# Task to carry out:
Quote every line below exactly as it reads.

(Data records)
──────────

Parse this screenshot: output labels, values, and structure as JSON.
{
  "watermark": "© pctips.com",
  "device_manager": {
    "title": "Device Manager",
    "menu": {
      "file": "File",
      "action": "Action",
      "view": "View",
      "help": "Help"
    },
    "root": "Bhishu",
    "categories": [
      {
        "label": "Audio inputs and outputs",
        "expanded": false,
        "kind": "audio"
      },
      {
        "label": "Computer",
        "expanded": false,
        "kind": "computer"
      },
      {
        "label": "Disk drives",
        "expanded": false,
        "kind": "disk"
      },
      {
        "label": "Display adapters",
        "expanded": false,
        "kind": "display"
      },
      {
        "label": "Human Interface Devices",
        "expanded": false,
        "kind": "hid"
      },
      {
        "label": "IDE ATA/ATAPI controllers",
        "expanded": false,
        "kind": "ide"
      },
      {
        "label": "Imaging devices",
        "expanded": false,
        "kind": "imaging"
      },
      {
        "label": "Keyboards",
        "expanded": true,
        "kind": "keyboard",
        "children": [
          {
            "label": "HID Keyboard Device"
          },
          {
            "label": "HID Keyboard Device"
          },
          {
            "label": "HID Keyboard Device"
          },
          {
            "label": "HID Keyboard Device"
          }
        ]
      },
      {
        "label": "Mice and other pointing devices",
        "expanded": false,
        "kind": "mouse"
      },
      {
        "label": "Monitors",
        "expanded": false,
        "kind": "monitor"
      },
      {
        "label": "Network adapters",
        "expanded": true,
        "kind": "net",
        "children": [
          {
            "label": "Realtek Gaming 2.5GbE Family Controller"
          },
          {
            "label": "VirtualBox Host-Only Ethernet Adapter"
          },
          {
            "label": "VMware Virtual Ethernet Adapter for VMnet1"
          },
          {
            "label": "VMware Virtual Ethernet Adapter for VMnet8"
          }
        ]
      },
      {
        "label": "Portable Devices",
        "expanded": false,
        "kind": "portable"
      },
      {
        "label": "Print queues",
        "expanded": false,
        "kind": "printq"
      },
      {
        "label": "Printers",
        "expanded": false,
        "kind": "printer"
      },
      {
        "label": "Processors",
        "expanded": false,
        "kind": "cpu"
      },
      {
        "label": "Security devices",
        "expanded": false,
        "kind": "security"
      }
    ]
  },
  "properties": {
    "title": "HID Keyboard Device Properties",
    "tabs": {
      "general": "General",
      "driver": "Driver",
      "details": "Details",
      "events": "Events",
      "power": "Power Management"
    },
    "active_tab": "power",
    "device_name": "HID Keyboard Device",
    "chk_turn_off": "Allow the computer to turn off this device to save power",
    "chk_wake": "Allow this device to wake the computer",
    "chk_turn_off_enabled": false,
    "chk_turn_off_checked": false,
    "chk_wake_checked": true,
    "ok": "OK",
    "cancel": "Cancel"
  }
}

──────────

# Solved problem:
Parse this screenshot: output labels, values, and structure as JSON.
{
  "watermark": "© pctips.com",
  "device_manager": {
    "title": "Device Manager",
    "menu": {
      "file": "File",
      "action": "Action",
      "view": "View",
      "help": "Help"
    },
    "root": "Bhishu",
    "categories": [
      {
        "label": "Audio inputs and outputs",
        "expanded": false,
        "kind": "audio"
      },
      {
        "label": "Computer",
        "expanded": false,
        "kind": "computer"
      },
      {
        "label": "Disk drives",
        "expanded": false,
        "kind": "disk"
      },
      {
        "label": "Display adapters",
        "expanded": false,
        "kind": "display"
      },
      {
        "label": "Human Interface Devices",
        "expanded": false,
        "kind": "hid"
      },
      {
        "label": "IDE ATA/ATAPI controllers",
        "expanded": false,
        "kind": "ide"
      },
      {
        "label": "Imaging devices",
        "expanded": false,
        "kind": "imaging"
      },
      {
        "label": "Keyboards",
        "expanded": true,
        "kind": "keyboard",
        "children": [
          {
            "label": "HID Keyboard Device"
          },
          {
            "label": "HID Keyboard Device"
          },
          {
            "label": "HID Keyboard Device"
          },
          {
            "label": "HID Keyboard Device"
          }
        ]
      },
      {
        "label": "Mice and other pointing devices",
        "expanded": false,
        "kind": "mouse"
      },
      {
        "label": "Monitors",
        "expanded": false,
        "kind": "monitor"
      },
      {
        "label": "Network adapters",
        "expanded": true,
        "kind": "net",
        "children": [
          {
            "label": "Realtek Gaming 2.5GbE Family Controller"
          },
          {
            "label": "VirtualBox Host-Only Ethernet Adapter"
          },
          {
            "label": "VMware Virtual Ethernet Adapter for VMnet1"
          },
          {
            "label": "VMware Virtual Ethernet Adapter for VMnet8"
          }
        ]
      },
      {
        "label": "Portable Devices",
        "expanded": false,
        "kind": "portable"
      },
      {
        "label": "Print queues",
        "expanded": false,
        "kind": "printq"
      },
      {
        "label": "Printers",
        "expanded": false,
        "kind": "printer"
      },
      {
        "label": "Processors",
        "expanded": false,
        "kind": "cpu"
      },
      {
        "label": "Security devices",
        "expanded": false,
        "kind": "security"
      }
    ]
  },
  "properties": {
    "title": "HID Keyboard Device Properties",
    "tabs": {
      "general": "General",
      "driver": "Driver",
      "details": "Details",
      "events": "Events",
      "power": "Power Management"
    },
    "active_tab": "power",
    "device_name": "HID Keyboard Device",
    "chk_turn_off": "Allow the computer to turn off this device to save power",
    "chk_wake": "Allow this device to wake the computer",
    "chk_turn_off_enabled": false,
    "chk_turn_off_checked": false,
    "chk_wake_checked": true,
    "ok": "OK",
    "cancel": "Cancel"
  }
}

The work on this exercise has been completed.